**Task to complete:** Nothing should be left out: output all of the entries exactly.
start Raw data
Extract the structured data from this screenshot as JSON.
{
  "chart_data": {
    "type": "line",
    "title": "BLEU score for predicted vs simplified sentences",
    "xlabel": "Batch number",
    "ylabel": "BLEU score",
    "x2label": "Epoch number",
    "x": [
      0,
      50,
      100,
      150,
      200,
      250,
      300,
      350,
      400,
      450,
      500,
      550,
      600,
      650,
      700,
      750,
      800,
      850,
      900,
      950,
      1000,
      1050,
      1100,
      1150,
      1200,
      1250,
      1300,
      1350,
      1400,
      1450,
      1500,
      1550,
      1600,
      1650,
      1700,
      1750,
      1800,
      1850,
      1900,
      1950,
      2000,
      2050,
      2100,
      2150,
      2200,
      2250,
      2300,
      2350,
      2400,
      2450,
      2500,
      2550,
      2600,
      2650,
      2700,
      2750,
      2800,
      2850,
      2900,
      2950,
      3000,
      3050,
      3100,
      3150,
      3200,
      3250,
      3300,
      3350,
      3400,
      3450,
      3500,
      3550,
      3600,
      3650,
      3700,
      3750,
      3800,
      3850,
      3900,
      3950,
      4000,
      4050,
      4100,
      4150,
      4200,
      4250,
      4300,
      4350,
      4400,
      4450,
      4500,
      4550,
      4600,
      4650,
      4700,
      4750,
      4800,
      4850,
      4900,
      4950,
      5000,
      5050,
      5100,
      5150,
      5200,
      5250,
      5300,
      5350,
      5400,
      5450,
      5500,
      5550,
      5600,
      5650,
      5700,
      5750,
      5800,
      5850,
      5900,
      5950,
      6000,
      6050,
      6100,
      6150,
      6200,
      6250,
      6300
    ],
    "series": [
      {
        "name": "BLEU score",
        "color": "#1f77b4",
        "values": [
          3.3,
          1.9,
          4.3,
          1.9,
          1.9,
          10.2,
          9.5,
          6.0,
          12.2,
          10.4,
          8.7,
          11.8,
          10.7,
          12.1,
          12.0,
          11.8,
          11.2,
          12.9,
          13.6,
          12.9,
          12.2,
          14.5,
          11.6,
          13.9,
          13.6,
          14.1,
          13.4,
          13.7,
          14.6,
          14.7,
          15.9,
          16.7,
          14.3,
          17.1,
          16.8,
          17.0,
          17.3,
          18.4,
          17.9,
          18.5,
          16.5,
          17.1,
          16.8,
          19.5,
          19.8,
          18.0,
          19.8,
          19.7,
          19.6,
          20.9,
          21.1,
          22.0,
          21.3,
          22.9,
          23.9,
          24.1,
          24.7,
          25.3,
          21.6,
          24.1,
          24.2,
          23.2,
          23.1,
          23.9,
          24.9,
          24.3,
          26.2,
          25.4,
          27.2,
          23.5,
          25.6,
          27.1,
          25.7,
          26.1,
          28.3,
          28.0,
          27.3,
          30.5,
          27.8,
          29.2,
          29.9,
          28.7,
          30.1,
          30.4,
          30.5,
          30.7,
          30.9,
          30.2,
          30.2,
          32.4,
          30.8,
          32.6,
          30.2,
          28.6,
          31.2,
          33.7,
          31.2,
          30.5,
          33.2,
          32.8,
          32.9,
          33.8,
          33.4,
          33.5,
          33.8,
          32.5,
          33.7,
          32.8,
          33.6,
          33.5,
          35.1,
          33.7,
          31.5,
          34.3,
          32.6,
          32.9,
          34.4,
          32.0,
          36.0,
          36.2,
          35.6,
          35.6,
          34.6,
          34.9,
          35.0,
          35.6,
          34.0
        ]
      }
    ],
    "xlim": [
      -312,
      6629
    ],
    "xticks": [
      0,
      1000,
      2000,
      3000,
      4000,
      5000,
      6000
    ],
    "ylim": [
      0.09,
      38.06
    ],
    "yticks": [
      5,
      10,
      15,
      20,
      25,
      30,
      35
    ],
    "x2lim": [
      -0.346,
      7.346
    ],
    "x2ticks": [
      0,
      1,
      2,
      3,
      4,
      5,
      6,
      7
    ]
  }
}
end Raw data
**Exercise result:**
Extract the structured data from this screenshot as JSON.
{
  "chart_data": {
    "type": "line",
    "title": "BLEU score for predicted vs simplified sentences",
    "xlabel": "Batch number",
    "ylabel": "BLEU score",
    "x2label": "Epoch number",
    "x": [
      0,
      50,
      100,
      150,
      200,
      250,
      300,
      350,
      400,
      450,
      500,
      550,
      600,
      650,
      700,
      750,
      800,
      850,
      900,
      950,
      1000,
      1050,
      1100,
      1150,
      1200,
      1250,
      1300,
      1350,
      1400,
      1450,
      1500,
      1550,
      1600,
      1650,
      1700,
      1750,
      1800,
      1850,
      1900,
      1950,
      2000,
      2050,
      2100,
      2150,
      2200,
      2250,
      2300,
      2350,
      2400,
      2450,
      2500,
      2550,
      2600,
      2650,
      2700,
      2750,
      2800,
      2850,
      2900,
      2950,
      3000,
      3050,
      3100,
      3150,
      3200,
      3250,
      3300,
      3350,
      3400,
      3450,
      3500,
      3550,
      3600,
      3650,
      3700,
      3750,
      3800,
      3850,
      3900,
      3950,
      4000,
      4050,
      4100,
      4150,
      4200,
      4250,
      4300,
      4350,
      4400,
      4450,
      4500,
      4550,
      4600,
      4650,
      4700,
      4750,
      4800,
      4850,
      4900,
      4950,
      5000,
      5050,
      5100,
      5150,
      5200,
      5250,
      5300,
      5350,
      5400,
      5450,
      5500,
      5550,
      5600,
      5650,
      5700,
      5750,
      5800,
      5850,
      5900,
      5950,
      6000,
      6050,
      6100,
      6150,
      6200,
      6250,
      6300
    ],
    "series": [
      {
        "name": "BLEU score",
        "color": "#1f77b4",
        "values": [
          3.3,
          1.9,
          4.3,
          1.9,
          1.9,
          10.2,
          9.5,
          6.0,
          12.2,
          10.4,
          8.7,
          11.8,
          10.7,
          12.1,
          12.0,
          11.8,
          11.2,
          12.9,
          13.6,
          12.9,
          12.2,
          14.5,
          11.6,
          13.9,
          13.6,
          14.1,
          13.4,
          13.7,
          14.6,
          14.7,
          15.9,
          16.7,
          14.3,
          17.1,
          16.8,
          17.0,
          17.3,
          18.4,
          17.9,
          18.5,
          16.5,
          17.1,
          16.8,
          19.5,
          19.8,
          18.0,
          19.8,
          19.7,
          19.6,
          20.9,
          21.1,
          22.0,
          21.3,
          22.9,
          23.9,
          24.1,
          24.7,
          25.3,
          21.6,
          24.1,
          24.2,
          23.2,
          23.1,
          23.9,
          24.9,
          24.3,
          26.2,
          25.4,
          27.2,
          23.5,
          25.6,
          27.1,
          25.7,
          26.1,
          28.3,
          28.0,
          27.3,
          30.5,
          27.8,
          29.2,
          29.9,
          28.7,
          30.1,
          30.4,
          30.5,
          30.7,
          30.9,
          30.2,
          30.2,
          32.4,
          30.8,
          32.6,
          30.2,
          28.6,
          31.2,
          33.7,
          31.2,
          30.5,
          33.2,
          32.8,
          32.9,
          33.8,
          33.4,
          33.5,
          33.8,
          32.5,
          33.7,
          32.8,
          33.6,
          33.5,
          35.1,
          33.7,
          31.5,
          34.3,
          32.6,
          32.9,
          34.4,
          32.0,
          36.0,
          36.2,
          35.6,
          35.6,
          34.6,
          34.9,
          35.0,
          35.6,
          34.0
        ]
      }
    ],
    "xlim": [
      -312,
      6629
    ],
    "xticks": [
      0,
      1000,
      2000,
      3000,
      4000,
      5000,
      6000
    ],
    "ylim": [
      0.09,
      38.06
    ],
    "yticks": [
      5,
      10,
      15,
      20,
      25,
      30,
      35
    ],
    "x2lim": [
      -0.346,
      7.346
    ],
    "x2ticks": [
      0,
      1,
      2,
      3,
      4,
      5,
      6,
      7
    ]
  }
}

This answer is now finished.